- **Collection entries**
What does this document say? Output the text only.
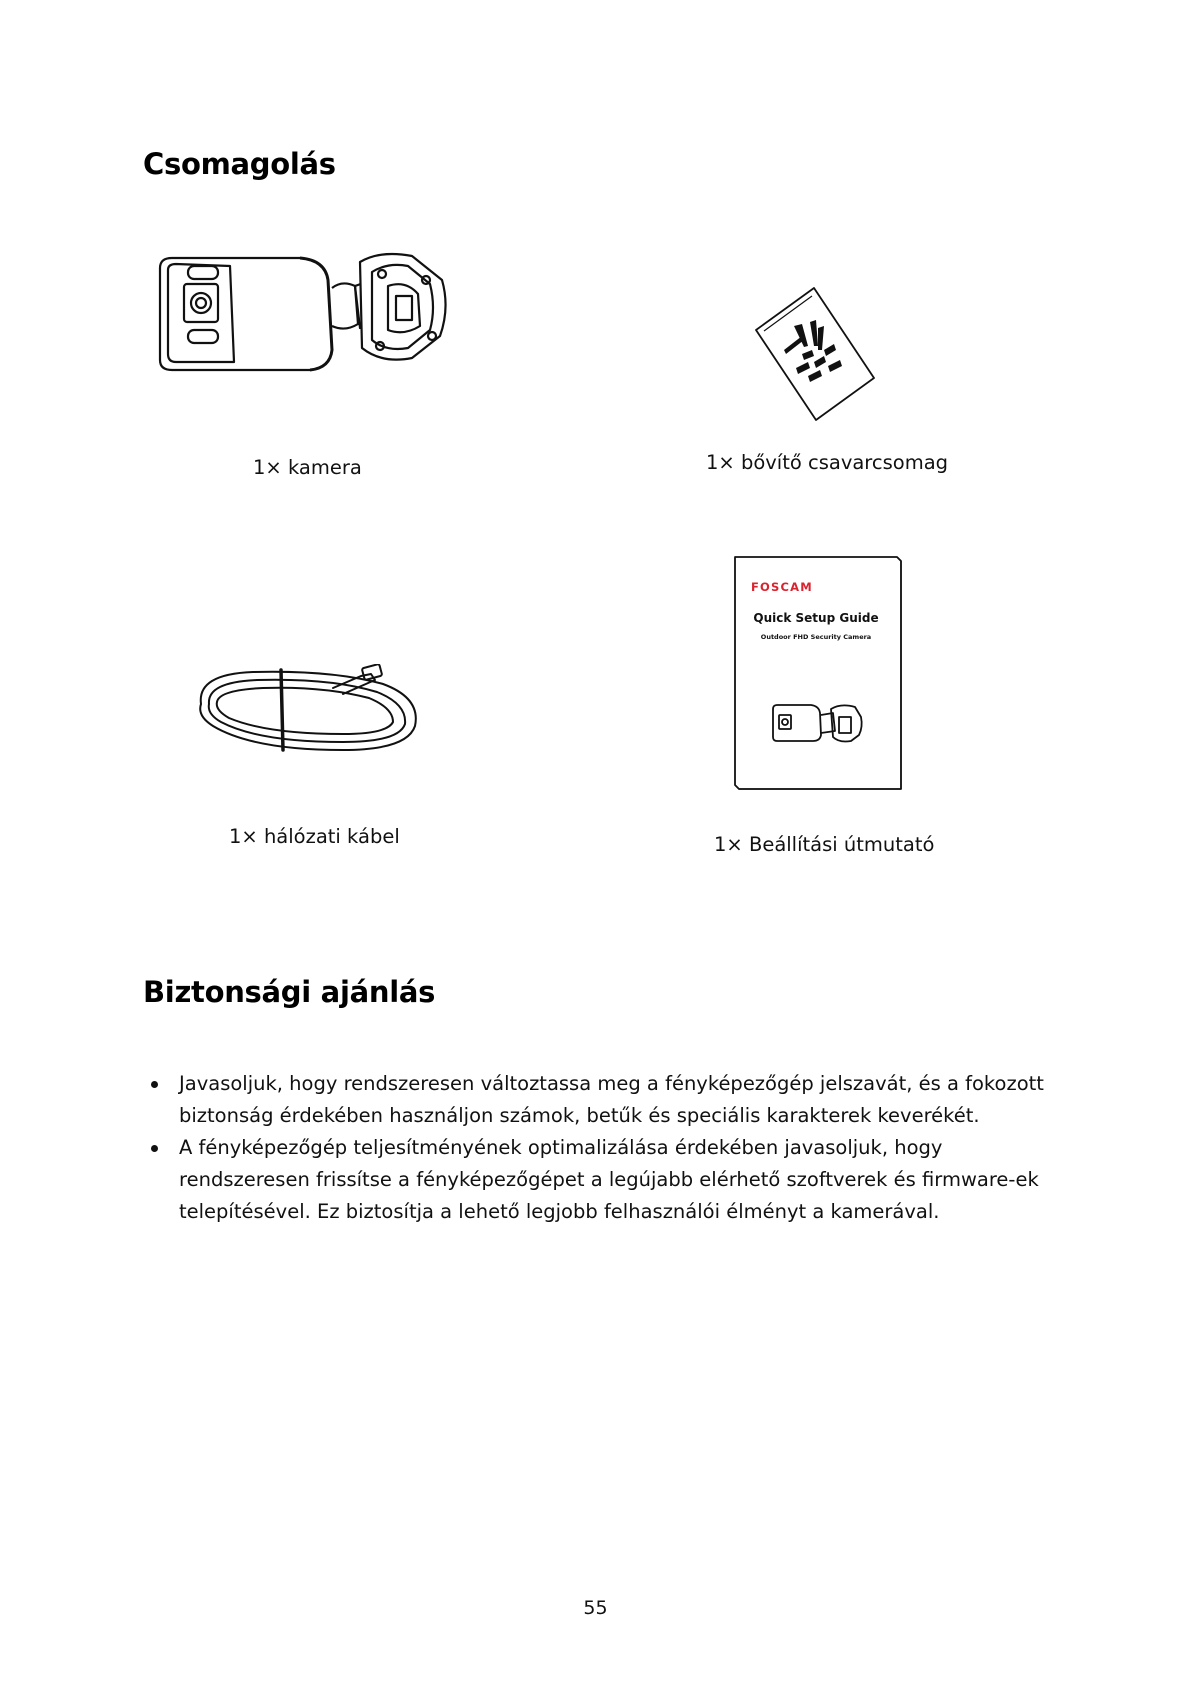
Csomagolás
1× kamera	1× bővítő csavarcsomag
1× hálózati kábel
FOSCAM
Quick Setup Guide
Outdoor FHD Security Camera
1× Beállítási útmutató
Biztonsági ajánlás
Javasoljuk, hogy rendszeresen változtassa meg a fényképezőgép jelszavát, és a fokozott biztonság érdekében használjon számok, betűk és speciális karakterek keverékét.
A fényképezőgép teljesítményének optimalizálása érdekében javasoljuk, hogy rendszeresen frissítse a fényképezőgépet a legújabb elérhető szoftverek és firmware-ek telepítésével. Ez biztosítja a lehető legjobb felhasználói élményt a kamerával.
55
...
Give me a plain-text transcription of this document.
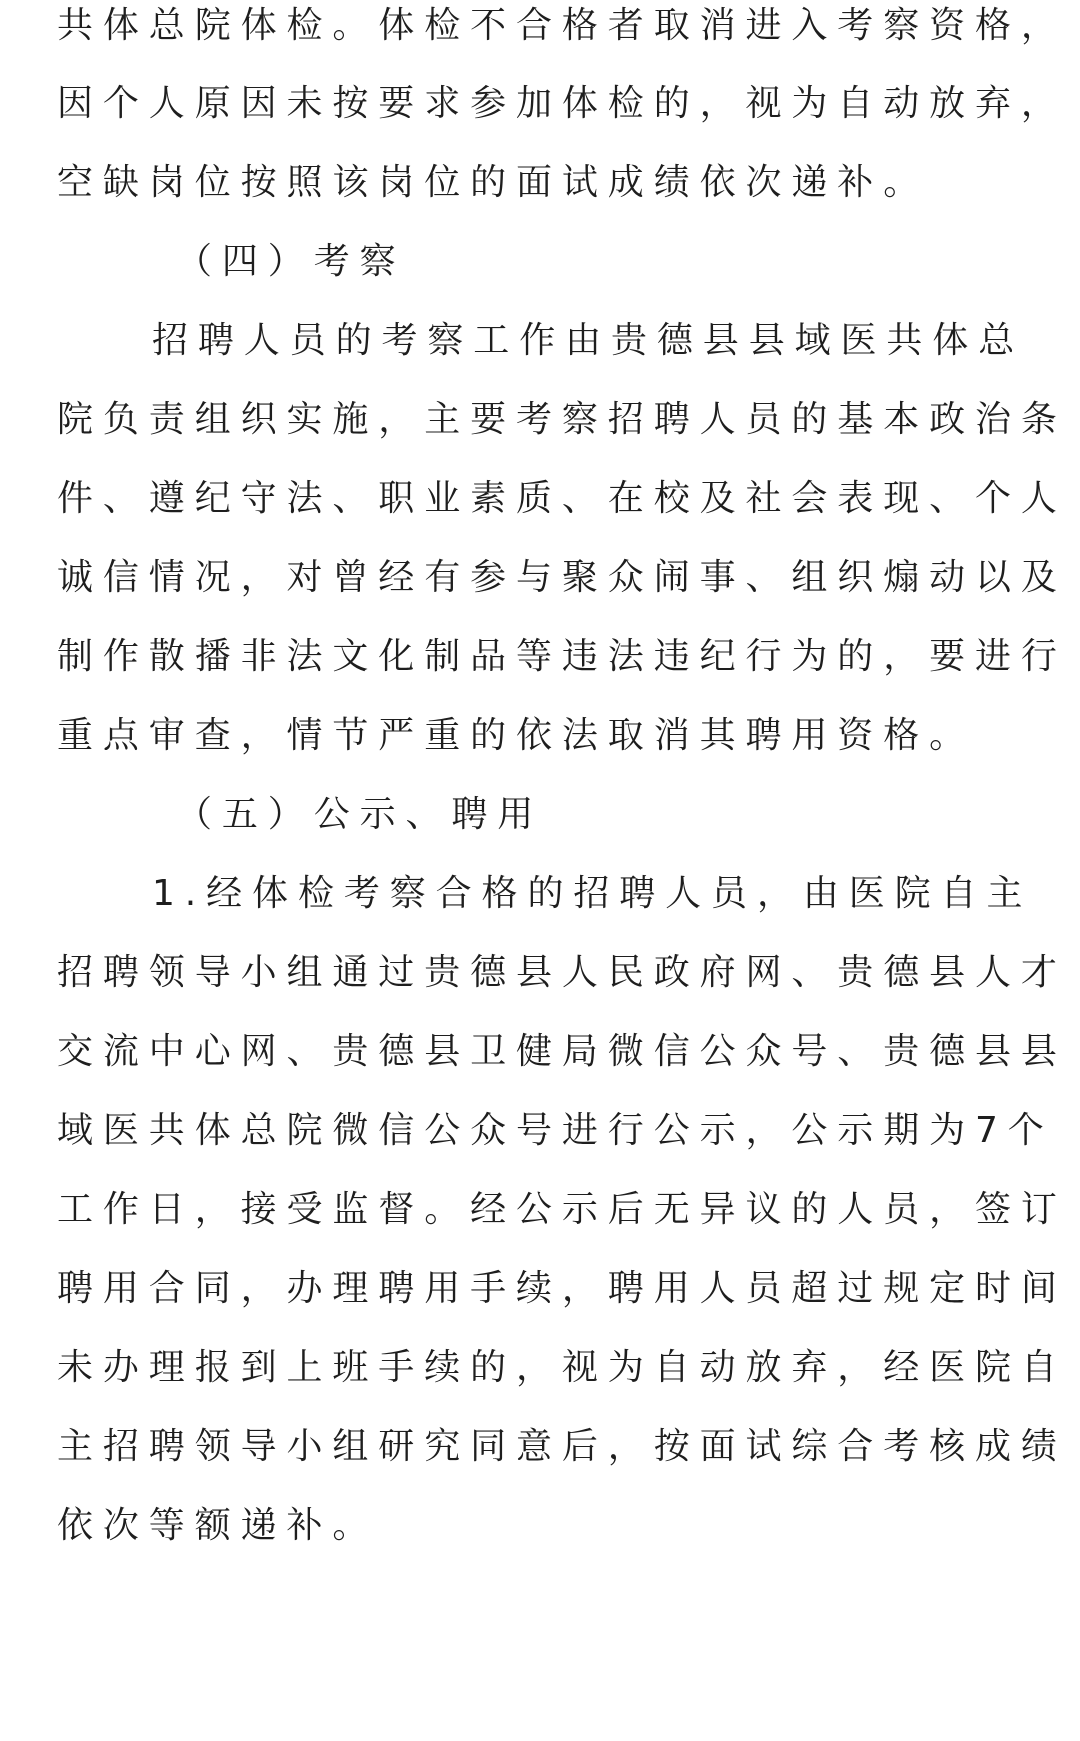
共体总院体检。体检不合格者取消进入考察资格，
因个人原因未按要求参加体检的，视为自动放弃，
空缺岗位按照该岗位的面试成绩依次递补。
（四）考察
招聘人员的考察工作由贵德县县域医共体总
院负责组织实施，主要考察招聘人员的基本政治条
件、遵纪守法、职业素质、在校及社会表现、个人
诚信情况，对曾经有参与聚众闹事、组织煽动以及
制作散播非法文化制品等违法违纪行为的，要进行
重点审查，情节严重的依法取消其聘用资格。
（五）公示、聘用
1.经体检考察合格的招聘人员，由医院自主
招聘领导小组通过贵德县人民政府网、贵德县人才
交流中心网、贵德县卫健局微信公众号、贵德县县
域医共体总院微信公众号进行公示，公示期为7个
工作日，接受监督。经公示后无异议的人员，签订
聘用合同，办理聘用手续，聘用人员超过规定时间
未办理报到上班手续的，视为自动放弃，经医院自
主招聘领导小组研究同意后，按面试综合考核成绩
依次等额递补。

- **WHAT TO PRODUCE**
Go over the data above and copy every line that has the word "this" in it.

- **IN RESPONSE**
What does this document say? Output the text only.
Give me a plain-text transcription of this document.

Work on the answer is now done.